[Begin]
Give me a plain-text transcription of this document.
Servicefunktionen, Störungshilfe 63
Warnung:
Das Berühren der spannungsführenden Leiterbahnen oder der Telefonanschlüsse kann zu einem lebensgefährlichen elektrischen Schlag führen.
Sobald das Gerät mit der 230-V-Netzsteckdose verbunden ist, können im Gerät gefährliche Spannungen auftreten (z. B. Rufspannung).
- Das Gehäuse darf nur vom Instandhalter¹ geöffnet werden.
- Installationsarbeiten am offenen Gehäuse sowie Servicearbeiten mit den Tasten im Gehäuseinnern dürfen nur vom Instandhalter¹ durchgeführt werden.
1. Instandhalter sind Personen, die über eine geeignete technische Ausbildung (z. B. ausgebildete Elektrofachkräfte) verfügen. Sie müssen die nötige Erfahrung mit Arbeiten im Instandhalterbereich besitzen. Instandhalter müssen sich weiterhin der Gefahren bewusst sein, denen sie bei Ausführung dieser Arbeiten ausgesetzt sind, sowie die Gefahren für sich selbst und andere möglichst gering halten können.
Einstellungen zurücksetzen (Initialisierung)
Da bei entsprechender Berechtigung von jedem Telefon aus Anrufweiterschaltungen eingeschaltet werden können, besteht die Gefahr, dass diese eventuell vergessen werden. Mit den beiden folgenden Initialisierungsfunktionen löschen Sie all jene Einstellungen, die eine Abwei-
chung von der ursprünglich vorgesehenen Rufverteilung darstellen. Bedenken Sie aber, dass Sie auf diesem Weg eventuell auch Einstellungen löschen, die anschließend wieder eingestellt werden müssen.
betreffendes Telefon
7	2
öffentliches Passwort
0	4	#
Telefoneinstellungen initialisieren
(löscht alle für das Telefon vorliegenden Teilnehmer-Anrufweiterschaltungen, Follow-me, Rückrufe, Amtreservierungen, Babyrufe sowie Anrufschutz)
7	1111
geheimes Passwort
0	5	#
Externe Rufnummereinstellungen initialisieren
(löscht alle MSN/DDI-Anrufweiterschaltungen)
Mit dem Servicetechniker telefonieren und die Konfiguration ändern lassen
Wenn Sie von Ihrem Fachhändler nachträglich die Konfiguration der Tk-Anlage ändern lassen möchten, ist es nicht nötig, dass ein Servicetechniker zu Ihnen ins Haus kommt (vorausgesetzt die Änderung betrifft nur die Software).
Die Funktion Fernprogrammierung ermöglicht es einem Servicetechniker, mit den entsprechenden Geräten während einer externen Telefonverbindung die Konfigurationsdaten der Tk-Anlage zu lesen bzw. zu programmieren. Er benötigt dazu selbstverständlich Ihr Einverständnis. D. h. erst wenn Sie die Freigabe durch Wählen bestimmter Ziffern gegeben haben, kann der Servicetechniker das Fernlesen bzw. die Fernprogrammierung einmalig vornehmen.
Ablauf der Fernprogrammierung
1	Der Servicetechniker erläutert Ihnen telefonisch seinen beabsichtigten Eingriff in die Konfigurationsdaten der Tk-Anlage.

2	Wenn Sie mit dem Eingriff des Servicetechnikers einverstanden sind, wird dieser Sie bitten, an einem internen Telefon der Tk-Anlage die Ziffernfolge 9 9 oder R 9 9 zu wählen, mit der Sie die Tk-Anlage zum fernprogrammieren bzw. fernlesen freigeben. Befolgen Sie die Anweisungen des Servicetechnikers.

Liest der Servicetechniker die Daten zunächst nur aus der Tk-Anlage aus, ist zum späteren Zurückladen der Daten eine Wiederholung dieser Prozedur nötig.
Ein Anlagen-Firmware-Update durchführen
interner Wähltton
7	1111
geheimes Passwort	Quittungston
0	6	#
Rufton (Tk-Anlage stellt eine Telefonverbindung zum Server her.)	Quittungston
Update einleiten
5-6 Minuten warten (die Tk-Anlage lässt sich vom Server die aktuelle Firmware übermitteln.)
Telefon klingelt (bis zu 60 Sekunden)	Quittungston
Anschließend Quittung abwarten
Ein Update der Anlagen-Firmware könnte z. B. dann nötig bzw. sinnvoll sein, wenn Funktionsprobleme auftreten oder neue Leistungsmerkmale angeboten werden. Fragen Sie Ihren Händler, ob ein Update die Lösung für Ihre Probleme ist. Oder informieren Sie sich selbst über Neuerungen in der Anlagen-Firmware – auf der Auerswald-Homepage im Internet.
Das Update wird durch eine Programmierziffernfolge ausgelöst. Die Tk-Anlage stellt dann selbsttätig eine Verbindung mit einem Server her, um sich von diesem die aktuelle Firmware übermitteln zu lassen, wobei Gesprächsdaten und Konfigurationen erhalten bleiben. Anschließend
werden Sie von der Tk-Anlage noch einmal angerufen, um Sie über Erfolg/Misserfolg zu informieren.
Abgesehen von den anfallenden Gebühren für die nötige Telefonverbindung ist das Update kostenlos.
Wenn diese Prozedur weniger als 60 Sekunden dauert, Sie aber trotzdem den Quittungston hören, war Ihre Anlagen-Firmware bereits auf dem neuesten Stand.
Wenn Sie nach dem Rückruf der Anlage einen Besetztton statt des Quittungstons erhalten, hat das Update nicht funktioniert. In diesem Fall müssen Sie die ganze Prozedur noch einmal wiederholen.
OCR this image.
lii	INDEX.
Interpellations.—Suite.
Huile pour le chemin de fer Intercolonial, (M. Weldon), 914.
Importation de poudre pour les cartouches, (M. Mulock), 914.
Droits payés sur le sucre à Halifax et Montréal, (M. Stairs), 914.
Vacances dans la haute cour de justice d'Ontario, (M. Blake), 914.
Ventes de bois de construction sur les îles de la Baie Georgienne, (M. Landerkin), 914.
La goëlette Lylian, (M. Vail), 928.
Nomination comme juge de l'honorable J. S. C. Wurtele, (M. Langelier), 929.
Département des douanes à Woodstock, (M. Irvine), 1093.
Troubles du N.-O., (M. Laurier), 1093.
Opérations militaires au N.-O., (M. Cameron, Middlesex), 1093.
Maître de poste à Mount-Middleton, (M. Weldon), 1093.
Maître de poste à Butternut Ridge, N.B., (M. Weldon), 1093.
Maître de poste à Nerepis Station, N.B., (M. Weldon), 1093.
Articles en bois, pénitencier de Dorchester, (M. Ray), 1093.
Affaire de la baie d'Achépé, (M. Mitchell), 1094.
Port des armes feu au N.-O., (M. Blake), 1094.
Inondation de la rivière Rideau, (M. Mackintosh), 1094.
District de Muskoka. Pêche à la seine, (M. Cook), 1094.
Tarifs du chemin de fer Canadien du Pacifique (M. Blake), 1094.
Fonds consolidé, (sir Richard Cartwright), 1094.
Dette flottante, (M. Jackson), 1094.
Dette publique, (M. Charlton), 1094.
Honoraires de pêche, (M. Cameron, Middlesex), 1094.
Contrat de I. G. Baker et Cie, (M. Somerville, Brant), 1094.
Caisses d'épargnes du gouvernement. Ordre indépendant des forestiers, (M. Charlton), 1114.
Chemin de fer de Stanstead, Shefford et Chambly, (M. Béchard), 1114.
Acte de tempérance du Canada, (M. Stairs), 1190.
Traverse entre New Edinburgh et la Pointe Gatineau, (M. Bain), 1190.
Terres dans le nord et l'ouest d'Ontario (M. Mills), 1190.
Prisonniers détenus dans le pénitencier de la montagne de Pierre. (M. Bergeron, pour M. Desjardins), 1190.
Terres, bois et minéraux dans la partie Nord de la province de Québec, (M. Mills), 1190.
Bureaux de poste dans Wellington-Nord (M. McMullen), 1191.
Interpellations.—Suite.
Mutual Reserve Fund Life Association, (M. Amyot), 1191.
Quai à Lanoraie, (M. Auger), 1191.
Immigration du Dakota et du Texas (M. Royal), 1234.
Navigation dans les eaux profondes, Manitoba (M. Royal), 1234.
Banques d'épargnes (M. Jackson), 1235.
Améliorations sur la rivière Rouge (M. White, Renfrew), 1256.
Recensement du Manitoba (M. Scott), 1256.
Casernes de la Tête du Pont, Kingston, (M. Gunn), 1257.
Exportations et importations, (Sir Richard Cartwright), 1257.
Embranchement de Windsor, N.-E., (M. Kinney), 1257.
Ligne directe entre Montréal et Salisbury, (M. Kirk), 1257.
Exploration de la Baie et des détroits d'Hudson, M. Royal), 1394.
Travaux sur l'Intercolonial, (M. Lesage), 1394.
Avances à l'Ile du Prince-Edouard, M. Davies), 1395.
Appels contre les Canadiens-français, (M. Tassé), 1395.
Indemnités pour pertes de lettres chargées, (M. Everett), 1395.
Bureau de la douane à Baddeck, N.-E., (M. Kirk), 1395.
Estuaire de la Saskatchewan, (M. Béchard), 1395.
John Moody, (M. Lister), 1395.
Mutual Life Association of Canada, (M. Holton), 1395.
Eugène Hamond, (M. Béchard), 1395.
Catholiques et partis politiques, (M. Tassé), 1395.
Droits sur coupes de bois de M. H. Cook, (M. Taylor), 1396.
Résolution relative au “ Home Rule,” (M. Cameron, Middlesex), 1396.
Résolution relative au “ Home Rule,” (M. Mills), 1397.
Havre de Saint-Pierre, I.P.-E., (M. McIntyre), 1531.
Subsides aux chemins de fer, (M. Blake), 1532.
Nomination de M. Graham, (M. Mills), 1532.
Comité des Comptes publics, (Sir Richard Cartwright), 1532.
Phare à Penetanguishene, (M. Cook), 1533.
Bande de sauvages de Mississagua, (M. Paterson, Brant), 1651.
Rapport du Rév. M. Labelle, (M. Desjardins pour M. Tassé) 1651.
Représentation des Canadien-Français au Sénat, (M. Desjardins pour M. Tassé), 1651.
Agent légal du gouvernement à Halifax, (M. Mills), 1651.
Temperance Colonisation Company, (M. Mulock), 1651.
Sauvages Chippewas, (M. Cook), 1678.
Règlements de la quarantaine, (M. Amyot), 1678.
[End]
What the task requires
Which lines hold the word "Béchard"? Copy each of them from the records.

Output
Chemin de fer de Stanstead, Shefford et Chambly, (M. Béchard), 1114.
Estuaire de la Saskatchewan, (M. Béchard), 1395.
Eugène Hamond, (M. Béchard), 1395.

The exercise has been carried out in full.